━━ DATA ROWS ━━

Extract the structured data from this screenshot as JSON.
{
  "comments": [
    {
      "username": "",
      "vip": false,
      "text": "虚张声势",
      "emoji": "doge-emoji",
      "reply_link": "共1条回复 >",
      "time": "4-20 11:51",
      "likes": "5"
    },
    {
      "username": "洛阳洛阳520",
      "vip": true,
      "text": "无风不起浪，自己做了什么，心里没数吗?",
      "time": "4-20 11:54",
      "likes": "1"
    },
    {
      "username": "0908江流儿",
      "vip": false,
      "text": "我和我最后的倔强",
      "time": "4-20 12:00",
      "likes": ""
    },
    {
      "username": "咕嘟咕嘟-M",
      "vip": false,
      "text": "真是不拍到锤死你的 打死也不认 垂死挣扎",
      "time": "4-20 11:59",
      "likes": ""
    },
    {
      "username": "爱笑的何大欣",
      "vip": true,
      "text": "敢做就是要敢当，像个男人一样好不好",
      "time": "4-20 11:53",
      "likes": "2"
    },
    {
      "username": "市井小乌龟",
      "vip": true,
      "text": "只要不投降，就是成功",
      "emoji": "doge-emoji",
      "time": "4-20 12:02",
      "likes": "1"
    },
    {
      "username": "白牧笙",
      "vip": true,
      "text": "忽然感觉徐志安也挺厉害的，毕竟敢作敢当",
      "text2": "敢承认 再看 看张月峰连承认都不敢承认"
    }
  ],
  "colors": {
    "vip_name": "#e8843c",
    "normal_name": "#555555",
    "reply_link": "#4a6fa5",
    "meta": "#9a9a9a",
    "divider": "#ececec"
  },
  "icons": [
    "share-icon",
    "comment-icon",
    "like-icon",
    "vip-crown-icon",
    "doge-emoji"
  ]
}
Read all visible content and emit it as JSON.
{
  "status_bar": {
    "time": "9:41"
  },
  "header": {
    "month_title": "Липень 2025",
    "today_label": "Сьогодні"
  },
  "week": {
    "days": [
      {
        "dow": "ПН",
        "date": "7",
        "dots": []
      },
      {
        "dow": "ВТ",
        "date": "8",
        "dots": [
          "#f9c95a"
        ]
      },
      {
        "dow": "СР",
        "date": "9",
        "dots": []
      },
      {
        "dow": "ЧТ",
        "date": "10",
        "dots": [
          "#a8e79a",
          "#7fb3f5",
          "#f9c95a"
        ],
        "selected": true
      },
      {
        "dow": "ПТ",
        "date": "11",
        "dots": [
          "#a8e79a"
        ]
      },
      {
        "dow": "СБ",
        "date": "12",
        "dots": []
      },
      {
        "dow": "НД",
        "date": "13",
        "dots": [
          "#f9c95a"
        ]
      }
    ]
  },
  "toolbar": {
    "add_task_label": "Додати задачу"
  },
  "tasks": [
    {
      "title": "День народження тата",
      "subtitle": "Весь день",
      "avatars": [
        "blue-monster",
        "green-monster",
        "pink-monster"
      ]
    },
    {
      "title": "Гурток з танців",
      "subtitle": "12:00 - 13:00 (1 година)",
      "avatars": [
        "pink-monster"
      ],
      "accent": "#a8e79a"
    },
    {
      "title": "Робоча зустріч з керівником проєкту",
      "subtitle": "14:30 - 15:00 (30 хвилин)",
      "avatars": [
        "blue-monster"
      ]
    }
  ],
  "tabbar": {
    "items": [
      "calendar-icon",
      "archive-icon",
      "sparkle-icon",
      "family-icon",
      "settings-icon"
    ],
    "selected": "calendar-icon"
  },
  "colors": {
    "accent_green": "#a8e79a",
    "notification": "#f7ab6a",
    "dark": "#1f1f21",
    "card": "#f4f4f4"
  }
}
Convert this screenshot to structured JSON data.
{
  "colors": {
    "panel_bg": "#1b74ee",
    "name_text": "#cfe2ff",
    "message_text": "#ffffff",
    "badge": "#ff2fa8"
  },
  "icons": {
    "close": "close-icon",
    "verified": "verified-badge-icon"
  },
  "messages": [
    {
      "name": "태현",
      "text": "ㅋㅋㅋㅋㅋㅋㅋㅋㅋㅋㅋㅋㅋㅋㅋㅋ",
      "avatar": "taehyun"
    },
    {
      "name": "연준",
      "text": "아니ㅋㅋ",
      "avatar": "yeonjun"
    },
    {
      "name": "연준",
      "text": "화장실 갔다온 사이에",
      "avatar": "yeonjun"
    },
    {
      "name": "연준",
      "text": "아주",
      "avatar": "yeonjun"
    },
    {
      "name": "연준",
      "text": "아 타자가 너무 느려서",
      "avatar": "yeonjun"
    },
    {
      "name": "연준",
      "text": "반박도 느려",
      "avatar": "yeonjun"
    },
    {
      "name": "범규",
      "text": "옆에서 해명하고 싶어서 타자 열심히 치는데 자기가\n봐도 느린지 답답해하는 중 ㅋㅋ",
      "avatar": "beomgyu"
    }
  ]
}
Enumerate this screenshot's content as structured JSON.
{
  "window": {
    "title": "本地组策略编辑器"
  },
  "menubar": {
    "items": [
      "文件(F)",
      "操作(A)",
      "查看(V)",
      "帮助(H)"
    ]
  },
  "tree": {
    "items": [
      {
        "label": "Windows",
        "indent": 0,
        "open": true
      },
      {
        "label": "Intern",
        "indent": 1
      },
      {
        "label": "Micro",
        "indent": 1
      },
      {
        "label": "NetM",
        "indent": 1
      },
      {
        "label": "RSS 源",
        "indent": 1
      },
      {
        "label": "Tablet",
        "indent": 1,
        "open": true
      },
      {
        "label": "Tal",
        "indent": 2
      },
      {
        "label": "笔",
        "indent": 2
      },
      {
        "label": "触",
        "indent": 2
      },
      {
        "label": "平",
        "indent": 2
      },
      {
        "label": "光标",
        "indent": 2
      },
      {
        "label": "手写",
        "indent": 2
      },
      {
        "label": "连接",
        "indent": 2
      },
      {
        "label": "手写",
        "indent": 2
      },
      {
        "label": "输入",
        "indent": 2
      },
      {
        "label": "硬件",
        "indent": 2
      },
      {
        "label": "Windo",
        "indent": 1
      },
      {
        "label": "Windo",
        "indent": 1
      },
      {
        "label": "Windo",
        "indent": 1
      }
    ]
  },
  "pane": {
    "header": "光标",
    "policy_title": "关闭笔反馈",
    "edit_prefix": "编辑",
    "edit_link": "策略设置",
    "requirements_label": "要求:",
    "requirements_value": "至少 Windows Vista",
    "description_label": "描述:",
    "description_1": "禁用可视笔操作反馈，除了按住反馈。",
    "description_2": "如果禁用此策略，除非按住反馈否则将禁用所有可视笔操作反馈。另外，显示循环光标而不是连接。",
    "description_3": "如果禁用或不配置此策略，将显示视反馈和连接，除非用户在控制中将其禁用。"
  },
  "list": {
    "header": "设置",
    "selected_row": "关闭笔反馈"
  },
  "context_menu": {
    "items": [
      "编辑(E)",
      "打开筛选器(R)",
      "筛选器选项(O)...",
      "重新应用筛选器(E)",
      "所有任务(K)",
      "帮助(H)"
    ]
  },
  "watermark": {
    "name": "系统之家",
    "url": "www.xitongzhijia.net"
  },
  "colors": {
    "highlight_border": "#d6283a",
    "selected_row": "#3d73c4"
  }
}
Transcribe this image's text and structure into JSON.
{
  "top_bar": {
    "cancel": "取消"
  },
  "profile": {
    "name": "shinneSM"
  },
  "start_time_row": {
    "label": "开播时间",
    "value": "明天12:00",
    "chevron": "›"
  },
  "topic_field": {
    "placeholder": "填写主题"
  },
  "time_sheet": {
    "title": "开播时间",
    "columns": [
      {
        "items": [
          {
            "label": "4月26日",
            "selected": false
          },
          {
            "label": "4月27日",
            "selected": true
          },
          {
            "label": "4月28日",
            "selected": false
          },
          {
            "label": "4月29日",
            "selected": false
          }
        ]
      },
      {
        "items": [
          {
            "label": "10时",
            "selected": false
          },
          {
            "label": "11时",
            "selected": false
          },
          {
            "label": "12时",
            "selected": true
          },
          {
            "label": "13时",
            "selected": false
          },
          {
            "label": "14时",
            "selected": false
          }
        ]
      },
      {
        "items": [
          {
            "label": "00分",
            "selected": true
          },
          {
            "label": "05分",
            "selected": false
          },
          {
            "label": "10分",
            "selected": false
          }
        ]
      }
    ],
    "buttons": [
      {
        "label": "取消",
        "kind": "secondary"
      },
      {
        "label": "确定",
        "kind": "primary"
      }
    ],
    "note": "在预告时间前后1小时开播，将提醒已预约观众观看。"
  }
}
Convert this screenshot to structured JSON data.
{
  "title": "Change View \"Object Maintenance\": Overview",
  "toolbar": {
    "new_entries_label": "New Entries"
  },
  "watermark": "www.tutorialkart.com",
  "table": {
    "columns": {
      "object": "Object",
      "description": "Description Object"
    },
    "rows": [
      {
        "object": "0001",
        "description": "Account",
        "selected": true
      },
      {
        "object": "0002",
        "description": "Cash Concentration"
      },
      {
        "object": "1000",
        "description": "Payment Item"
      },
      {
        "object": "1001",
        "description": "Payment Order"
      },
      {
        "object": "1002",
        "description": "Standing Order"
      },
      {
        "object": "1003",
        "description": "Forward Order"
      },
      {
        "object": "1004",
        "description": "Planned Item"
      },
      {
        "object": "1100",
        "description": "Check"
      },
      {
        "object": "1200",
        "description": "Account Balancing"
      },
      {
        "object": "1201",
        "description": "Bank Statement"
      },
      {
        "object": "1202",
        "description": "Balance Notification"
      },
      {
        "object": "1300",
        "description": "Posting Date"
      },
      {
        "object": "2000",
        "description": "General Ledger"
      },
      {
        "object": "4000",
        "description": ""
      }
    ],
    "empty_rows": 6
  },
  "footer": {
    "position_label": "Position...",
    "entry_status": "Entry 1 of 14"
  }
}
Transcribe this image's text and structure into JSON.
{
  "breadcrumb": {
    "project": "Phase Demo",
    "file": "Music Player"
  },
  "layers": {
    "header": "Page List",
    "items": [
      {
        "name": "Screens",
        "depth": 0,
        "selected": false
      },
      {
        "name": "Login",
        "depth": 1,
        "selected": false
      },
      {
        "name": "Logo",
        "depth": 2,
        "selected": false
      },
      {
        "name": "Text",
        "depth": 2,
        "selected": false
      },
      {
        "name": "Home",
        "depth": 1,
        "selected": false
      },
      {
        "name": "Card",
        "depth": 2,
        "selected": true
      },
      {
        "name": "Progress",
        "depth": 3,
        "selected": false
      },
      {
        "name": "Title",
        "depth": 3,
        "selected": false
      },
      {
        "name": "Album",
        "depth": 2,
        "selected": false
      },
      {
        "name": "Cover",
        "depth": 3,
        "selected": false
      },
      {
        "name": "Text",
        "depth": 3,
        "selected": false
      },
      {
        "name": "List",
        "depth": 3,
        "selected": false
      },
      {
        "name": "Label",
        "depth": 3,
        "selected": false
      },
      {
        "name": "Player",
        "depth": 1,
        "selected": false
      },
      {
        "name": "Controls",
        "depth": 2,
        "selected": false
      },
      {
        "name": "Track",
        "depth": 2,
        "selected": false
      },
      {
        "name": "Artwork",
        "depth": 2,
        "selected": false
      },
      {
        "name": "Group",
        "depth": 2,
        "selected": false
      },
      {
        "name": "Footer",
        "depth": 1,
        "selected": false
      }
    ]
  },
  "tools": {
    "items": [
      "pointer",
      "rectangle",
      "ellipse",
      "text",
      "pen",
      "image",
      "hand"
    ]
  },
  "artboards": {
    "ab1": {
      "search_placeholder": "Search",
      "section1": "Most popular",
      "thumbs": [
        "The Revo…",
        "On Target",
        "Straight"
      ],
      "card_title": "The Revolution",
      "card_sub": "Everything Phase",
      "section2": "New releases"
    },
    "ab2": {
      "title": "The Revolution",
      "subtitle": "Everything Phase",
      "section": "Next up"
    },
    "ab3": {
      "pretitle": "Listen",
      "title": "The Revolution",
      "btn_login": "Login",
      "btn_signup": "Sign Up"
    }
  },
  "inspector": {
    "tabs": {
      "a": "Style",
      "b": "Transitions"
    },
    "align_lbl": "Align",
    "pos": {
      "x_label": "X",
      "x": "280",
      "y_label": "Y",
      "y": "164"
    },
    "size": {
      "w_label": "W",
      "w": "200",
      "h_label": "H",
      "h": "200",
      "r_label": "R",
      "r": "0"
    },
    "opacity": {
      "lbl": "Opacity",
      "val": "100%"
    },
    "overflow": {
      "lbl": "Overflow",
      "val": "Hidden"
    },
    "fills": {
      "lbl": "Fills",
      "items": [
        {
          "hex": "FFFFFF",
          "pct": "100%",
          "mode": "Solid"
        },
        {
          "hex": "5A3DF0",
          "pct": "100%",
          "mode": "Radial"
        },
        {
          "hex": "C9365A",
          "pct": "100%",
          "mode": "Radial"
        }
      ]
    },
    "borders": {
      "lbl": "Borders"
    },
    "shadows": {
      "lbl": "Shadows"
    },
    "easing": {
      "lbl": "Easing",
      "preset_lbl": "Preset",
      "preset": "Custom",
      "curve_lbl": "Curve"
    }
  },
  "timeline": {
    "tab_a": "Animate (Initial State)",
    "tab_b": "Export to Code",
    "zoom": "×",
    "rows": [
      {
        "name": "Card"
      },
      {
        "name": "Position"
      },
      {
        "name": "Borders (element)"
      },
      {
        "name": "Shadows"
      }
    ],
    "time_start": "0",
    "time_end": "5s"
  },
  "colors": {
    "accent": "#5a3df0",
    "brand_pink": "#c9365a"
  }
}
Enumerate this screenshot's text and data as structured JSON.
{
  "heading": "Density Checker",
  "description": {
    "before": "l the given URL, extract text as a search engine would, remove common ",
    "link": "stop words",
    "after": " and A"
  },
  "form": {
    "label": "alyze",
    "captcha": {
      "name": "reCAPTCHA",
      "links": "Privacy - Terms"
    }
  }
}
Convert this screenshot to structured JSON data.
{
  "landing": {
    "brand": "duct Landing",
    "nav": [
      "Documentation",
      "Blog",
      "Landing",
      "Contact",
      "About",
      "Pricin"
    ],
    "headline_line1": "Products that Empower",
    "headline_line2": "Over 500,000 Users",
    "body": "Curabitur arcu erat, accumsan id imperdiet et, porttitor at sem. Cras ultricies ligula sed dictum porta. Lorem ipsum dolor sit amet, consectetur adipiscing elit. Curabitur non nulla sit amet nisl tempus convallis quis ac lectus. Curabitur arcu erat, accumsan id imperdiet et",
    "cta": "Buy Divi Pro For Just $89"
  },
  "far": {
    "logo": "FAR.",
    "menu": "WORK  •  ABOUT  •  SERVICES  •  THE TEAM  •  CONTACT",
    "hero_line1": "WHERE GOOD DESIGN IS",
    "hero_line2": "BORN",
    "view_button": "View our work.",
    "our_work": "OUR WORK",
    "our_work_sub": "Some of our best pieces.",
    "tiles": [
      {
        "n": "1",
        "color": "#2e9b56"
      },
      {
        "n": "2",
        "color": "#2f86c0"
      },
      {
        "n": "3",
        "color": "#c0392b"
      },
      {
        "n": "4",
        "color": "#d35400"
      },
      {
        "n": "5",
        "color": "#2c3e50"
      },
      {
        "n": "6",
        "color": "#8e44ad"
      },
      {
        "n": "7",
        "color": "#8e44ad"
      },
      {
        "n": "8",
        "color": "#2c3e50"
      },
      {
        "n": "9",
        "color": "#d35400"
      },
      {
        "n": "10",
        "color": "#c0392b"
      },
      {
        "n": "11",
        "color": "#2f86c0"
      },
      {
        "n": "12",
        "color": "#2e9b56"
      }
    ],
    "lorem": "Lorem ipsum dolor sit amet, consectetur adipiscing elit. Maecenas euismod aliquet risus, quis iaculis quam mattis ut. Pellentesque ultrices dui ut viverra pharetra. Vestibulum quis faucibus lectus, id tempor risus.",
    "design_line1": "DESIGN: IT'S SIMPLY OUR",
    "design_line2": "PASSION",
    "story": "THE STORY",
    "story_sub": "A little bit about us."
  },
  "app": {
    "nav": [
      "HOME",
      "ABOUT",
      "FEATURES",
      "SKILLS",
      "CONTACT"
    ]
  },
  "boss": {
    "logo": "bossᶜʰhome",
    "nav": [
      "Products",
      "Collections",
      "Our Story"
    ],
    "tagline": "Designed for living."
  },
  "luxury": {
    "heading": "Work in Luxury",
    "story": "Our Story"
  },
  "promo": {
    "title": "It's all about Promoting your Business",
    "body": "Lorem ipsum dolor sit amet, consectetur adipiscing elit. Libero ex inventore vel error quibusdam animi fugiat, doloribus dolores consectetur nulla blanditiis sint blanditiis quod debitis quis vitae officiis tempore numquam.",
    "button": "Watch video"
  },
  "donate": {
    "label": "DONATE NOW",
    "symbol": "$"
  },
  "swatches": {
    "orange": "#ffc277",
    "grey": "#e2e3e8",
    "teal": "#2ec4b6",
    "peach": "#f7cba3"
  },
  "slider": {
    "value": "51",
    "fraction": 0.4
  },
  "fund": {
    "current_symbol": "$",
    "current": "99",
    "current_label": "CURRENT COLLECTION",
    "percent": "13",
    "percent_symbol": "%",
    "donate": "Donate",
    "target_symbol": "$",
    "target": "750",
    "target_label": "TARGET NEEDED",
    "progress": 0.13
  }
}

━━━

### STATED GOAL
Give only the count of lines in the data that include the string "watermark".

### RESPONSE FOR THIS EXERCISE
2